(Dataset items)
· · ·

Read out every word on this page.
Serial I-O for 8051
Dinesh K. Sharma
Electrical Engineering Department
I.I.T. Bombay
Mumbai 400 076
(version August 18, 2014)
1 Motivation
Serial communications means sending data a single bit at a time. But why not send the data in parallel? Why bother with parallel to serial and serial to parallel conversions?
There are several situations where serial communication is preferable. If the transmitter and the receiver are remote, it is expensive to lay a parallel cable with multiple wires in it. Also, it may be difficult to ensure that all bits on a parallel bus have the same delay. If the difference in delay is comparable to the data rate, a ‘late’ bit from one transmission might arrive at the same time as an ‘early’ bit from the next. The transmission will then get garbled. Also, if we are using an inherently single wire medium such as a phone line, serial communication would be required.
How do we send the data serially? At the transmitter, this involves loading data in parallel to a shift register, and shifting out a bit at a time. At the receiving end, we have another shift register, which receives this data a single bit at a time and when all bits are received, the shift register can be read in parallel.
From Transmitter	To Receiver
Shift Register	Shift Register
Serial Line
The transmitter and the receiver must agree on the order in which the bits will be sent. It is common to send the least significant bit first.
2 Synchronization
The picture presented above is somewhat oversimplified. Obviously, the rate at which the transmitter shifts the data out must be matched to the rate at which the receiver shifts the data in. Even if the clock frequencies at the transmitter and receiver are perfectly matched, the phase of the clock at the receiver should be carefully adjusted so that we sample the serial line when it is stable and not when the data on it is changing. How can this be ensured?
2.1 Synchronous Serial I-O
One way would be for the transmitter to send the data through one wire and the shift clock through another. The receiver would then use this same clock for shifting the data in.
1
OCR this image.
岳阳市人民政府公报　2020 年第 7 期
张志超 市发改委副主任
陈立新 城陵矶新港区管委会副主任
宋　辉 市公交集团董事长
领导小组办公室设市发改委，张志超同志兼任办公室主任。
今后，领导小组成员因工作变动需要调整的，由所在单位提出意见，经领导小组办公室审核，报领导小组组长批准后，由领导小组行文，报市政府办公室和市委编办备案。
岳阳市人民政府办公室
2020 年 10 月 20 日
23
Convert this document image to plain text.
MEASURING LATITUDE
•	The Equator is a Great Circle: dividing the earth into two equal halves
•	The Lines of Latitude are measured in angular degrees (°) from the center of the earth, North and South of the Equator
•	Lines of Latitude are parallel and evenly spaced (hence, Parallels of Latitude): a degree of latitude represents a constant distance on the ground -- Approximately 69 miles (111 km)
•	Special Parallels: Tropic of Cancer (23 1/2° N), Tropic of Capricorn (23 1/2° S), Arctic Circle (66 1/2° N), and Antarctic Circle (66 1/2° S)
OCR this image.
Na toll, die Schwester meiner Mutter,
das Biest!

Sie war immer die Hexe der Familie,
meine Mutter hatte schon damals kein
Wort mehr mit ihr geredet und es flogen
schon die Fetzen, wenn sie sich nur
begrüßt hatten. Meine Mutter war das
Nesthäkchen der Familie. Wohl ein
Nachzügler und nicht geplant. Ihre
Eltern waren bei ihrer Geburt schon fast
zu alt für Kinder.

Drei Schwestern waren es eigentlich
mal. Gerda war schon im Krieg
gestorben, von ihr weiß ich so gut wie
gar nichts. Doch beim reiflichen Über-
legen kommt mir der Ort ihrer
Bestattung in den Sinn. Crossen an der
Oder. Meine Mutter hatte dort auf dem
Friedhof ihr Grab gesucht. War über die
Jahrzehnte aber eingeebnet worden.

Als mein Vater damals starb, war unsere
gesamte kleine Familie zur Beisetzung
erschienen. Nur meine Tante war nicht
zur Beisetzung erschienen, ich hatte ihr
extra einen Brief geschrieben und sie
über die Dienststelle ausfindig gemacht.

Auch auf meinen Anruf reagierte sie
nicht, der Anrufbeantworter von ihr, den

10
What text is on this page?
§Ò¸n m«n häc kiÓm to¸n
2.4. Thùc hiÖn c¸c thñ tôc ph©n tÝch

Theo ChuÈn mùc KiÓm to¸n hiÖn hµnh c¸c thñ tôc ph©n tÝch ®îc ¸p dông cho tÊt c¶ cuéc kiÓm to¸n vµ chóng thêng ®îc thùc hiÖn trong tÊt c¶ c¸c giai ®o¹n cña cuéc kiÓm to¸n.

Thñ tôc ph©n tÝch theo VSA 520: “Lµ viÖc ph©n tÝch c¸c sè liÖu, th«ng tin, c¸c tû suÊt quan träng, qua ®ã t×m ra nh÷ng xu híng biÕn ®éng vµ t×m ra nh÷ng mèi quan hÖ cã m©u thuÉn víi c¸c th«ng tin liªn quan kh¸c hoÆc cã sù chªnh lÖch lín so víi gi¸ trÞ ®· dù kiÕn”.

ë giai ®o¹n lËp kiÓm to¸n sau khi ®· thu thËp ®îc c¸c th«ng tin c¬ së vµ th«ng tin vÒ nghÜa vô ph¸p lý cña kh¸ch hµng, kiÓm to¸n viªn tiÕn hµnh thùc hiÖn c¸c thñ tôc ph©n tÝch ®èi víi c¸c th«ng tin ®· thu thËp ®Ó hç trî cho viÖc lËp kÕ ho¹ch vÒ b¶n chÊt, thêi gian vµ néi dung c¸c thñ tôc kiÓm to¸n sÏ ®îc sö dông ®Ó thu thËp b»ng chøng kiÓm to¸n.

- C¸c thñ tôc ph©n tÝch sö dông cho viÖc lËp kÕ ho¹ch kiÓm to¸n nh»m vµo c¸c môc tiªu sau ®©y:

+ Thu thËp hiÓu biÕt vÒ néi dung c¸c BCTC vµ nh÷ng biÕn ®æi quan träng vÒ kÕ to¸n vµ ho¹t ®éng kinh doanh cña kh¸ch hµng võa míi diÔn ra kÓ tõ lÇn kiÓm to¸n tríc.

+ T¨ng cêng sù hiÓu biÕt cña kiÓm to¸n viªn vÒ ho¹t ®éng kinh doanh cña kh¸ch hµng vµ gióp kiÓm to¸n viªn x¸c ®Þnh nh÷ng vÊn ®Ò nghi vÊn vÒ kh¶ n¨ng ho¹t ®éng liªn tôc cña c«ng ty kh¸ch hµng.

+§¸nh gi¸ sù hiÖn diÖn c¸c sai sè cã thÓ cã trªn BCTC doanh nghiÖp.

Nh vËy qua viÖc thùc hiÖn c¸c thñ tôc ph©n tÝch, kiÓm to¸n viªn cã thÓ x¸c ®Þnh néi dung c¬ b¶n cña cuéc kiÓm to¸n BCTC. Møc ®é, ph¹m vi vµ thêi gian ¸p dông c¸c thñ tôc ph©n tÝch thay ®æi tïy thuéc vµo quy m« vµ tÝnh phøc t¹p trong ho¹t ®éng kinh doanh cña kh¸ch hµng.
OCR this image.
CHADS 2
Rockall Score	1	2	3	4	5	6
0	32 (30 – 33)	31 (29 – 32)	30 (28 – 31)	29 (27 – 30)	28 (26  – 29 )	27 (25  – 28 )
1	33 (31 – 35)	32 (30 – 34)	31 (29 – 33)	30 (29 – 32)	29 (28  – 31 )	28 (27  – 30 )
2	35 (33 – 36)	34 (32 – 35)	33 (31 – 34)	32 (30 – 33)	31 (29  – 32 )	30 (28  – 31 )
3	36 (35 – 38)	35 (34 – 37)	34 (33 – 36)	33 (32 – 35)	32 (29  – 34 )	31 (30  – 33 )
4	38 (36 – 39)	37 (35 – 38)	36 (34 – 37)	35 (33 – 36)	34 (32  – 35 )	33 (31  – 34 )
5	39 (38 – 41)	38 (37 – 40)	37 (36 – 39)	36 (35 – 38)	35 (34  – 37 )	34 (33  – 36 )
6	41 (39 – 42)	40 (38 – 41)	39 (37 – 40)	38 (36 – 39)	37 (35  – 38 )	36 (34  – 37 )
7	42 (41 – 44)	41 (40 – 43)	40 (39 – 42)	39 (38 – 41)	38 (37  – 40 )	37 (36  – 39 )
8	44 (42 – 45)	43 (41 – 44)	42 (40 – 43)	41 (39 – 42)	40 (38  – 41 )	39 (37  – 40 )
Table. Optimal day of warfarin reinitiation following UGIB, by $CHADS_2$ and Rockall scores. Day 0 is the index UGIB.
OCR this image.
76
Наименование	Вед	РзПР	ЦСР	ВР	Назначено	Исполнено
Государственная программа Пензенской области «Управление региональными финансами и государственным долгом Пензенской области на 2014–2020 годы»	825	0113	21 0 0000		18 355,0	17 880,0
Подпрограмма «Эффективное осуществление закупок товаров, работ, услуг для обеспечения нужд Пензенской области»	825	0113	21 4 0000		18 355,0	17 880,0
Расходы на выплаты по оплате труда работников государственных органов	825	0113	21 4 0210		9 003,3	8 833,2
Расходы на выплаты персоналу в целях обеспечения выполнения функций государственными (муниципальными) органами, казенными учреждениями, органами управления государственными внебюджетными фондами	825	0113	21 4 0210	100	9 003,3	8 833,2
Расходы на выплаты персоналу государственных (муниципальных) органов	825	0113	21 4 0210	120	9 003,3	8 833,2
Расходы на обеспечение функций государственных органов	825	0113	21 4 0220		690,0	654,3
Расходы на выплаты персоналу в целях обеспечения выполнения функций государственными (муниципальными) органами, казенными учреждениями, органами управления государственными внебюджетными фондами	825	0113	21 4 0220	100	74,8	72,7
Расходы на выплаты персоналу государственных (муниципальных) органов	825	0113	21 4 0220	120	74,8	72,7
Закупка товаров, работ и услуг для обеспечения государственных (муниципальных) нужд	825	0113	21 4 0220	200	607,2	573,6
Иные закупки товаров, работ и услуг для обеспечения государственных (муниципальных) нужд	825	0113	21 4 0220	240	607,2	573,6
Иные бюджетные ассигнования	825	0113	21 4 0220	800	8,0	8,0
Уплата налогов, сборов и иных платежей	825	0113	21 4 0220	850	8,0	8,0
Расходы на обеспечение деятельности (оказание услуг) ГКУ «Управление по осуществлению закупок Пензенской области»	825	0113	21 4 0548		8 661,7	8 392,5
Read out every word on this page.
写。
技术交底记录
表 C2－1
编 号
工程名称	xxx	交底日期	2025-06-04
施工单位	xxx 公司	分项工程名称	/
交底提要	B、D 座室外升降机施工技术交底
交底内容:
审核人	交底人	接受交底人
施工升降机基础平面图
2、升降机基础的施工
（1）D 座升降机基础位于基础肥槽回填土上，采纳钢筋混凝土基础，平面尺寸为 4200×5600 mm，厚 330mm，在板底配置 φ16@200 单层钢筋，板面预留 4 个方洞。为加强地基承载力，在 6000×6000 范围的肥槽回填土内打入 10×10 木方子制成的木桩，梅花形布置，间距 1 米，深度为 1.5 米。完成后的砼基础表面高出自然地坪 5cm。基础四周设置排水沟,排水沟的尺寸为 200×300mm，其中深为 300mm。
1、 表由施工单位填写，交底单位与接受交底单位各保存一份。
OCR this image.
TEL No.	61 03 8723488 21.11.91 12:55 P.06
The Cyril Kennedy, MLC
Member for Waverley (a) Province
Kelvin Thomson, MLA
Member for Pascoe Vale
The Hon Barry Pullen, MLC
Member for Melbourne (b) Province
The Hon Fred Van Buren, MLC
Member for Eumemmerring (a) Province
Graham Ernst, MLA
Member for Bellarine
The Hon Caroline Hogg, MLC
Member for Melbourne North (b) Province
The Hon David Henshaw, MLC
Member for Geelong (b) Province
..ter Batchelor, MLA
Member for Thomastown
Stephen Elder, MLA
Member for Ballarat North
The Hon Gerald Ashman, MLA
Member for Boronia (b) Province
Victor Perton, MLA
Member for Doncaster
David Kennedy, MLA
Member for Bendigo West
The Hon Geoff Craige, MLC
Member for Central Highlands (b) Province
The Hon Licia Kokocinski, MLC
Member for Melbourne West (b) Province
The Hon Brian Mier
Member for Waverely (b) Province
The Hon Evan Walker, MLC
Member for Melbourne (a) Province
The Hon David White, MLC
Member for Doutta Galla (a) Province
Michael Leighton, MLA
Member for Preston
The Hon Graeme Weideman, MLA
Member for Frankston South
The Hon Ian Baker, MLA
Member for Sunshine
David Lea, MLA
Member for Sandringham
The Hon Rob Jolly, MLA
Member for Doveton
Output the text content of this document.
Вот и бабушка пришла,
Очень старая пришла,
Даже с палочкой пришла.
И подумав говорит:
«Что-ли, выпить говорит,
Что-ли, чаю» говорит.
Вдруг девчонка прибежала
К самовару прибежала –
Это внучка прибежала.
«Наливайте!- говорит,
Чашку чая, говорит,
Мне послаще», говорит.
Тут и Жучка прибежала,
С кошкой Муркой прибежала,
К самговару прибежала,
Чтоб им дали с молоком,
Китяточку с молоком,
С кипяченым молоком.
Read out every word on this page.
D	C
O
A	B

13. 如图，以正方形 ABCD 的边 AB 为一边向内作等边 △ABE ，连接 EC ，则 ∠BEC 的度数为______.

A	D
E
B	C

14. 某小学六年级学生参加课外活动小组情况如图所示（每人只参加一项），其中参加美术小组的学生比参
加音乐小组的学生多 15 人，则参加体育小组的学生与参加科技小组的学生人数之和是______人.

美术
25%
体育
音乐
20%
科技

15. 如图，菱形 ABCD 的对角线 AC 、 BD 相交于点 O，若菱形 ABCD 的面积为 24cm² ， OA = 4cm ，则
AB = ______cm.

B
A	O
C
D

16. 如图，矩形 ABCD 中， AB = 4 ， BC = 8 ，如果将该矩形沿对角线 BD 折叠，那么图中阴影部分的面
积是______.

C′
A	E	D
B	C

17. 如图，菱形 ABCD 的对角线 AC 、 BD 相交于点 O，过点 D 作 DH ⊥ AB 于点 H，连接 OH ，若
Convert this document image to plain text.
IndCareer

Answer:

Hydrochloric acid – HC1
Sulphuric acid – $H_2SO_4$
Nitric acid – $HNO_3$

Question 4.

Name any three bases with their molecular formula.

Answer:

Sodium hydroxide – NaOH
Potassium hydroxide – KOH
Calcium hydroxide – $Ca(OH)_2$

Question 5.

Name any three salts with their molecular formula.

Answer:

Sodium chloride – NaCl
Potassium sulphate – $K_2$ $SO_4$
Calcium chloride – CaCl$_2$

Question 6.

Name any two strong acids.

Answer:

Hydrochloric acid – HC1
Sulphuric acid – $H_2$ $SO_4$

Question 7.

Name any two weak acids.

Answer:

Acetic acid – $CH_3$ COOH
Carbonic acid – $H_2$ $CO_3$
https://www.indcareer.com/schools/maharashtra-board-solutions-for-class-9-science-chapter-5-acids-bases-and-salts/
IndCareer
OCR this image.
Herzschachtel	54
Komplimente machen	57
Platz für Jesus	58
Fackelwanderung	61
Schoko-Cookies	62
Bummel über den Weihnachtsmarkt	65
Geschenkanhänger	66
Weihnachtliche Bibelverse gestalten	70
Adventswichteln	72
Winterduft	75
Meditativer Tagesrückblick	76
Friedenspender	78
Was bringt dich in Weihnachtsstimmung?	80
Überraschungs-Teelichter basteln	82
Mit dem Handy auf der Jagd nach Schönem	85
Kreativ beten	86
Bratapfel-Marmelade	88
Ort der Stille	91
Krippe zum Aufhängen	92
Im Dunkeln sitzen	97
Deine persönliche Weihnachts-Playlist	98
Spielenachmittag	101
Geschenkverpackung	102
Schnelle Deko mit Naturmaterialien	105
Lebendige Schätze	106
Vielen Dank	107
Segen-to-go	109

· · ·

Work instructions -> Look through the data above. Find each line with the string "träng" and copy it.

Result of the task ->
Thñ tôc ph©n tÝch theo VSA 520: “Lµ viÖc ph©n tÝch c¸c sè liÖu, th«ng tin, c¸c tû suÊt quan träng, qua ®ã t×m ra nh÷ng xu híng biÕn ®éng vµ t×m ra nh÷ng mèi quan hÖ cã m©u thuÉn víi c¸c th«ng tin liªn quan kh¸c hoÆc cã sù chªnh lÖch lín so víi gi¸ trÞ ®· dù kiÕn”.
+ Thu thËp hiÓu biÕt vÒ néi dung c¸c BCTC vµ nh÷ng biÕn ®æi quan träng vÒ kÕ to¸n vµ ho¹t ®éng kinh doanh cña kh¸ch hµng võa míi diÔn ra kÓ tõ lÇn kiÓm to¸n tríc.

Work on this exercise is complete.